### [Requirements]
Search the material below for the string "this" and extract each line that has it.
** Begin Records to process **
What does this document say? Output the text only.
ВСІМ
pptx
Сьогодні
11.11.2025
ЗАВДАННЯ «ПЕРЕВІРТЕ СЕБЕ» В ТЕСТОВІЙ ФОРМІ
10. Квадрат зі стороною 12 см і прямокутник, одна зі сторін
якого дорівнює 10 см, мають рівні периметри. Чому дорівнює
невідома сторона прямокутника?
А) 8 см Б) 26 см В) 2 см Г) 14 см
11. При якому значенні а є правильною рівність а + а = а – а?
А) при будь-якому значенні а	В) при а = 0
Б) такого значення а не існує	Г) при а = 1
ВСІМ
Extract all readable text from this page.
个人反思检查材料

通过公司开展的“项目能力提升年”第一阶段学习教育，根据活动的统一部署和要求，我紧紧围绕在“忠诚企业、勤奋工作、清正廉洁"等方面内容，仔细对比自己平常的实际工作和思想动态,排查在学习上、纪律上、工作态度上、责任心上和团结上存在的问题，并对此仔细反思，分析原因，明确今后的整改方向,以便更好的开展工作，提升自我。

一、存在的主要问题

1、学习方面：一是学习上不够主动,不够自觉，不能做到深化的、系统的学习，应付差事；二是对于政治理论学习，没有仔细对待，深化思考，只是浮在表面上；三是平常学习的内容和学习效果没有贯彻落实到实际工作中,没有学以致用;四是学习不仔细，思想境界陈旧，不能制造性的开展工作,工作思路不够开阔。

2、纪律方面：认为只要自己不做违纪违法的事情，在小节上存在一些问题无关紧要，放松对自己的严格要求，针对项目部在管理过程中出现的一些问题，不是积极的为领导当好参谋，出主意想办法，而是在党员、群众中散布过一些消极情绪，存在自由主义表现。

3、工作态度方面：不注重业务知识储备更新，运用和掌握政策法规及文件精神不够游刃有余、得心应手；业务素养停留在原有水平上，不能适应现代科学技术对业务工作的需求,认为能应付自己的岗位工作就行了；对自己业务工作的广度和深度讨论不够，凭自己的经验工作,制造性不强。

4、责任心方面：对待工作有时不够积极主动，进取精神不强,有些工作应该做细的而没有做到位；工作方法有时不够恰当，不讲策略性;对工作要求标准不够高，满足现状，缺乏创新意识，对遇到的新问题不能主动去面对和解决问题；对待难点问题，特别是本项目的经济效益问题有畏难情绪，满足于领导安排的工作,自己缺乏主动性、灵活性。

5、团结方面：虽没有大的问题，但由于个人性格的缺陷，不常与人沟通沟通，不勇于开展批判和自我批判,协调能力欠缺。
** End Records to process **
### [Full answer]
What does this document say? Output the text only.
Extract all readable text from this page.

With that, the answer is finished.